### DO THIS
The exercise asks for every line of the data to be reproduced exactly.

[start]

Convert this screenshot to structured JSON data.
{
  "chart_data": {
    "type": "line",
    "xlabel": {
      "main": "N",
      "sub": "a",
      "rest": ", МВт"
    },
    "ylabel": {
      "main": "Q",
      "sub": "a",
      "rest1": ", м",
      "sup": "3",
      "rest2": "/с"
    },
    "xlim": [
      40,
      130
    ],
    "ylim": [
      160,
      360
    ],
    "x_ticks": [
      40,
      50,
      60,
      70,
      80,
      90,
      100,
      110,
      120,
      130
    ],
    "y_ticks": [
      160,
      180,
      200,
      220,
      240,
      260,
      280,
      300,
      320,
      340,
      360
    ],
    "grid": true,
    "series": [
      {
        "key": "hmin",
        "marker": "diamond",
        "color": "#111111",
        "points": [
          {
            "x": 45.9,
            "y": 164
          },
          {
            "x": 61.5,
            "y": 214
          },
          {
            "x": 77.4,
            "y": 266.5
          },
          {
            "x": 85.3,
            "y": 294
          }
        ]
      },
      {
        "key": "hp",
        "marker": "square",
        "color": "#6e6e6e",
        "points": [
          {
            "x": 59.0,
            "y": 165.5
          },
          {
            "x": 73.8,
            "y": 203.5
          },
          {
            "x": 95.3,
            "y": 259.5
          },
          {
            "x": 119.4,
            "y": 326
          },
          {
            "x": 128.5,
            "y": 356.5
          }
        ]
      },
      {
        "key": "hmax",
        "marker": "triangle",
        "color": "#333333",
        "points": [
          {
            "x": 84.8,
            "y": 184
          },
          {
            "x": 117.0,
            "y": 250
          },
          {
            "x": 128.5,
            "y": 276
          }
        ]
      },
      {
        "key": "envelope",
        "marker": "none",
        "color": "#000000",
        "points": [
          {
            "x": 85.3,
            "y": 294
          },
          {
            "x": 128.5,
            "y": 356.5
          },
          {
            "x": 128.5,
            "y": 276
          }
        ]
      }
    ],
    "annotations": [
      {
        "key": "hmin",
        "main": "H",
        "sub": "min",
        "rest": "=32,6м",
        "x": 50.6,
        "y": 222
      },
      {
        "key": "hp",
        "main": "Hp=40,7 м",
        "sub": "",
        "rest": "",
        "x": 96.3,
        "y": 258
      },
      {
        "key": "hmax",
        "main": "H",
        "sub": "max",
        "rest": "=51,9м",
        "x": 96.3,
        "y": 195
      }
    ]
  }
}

[end]

### FULL RESPONSE
Convert this screenshot to structured JSON data.
{
  "chart_data": {
    "type": "line",
    "xlabel": {
      "main": "N",
      "sub": "a",
      "rest": ", МВт"
    },
    "ylabel": {
      "main": "Q",
      "sub": "a",
      "rest1": ", м",
      "sup": "3",
      "rest2": "/с"
    },
    "xlim": [
      40,
      130
    ],
    "ylim": [
      160,
      360
    ],
    "x_ticks": [
      40,
      50,
      60,
      70,
      80,
      90,
      100,
      110,
      120,
      130
    ],
    "y_ticks": [
      160,
      180,
      200,
      220,
      240,
      260,
      280,
      300,
      320,
      340,
      360
    ],
    "grid": true,
    "series": [
      {
        "key": "hmin",
        "marker": "diamond",
        "color": "#111111",
        "points": [
          {
            "x": 45.9,
            "y": 164
          },
          {
            "x": 61.5,
            "y": 214
          },
          {
            "x": 77.4,
            "y": 266.5
          },
          {
            "x": 85.3,
            "y": 294
          }
        ]
      },
      {
        "key": "hp",
        "marker": "square",
        "color": "#6e6e6e",
        "points": [
          {
            "x": 59.0,
            "y": 165.5
          },
          {
            "x": 73.8,
            "y": 203.5
          },
          {
            "x": 95.3,
            "y": 259.5
          },
          {
            "x": 119.4,
            "y": 326
          },
          {
            "x": 128.5,
            "y": 356.5
          }
        ]
      },
      {
        "key": "hmax",
        "marker": "triangle",
        "color": "#333333",
        "points": [
          {
            "x": 84.8,
            "y": 184
          },
          {
            "x": 117.0,
            "y": 250
          },
          {
            "x": 128.5,
            "y": 276
          }
        ]
      },
      {
        "key": "envelope",
        "marker": "none",
        "color": "#000000",
        "points": [
          {
            "x": 85.3,
            "y": 294
          },
          {
            "x": 128.5,
            "y": 356.5
          },
          {
            "x": 128.5,
            "y": 276
          }
        ]
      }
    ],
    "annotations": [
      {
        "key": "hmin",
        "main": "H",
        "sub": "min",
        "rest": "=32,6м",
        "x": 50.6,
        "y": 222
      },
      {
        "key": "hp",
        "main": "Hp=40,7 м",
        "sub": "",
        "rest": "",
        "x": 96.3,
        "y": 258
      },
      {
        "key": "hmax",
        "main": "H",
        "sub": "max",
        "rest": "=51,9м",
        "x": 96.3,
        "y": 195
      }
    ]
  }
}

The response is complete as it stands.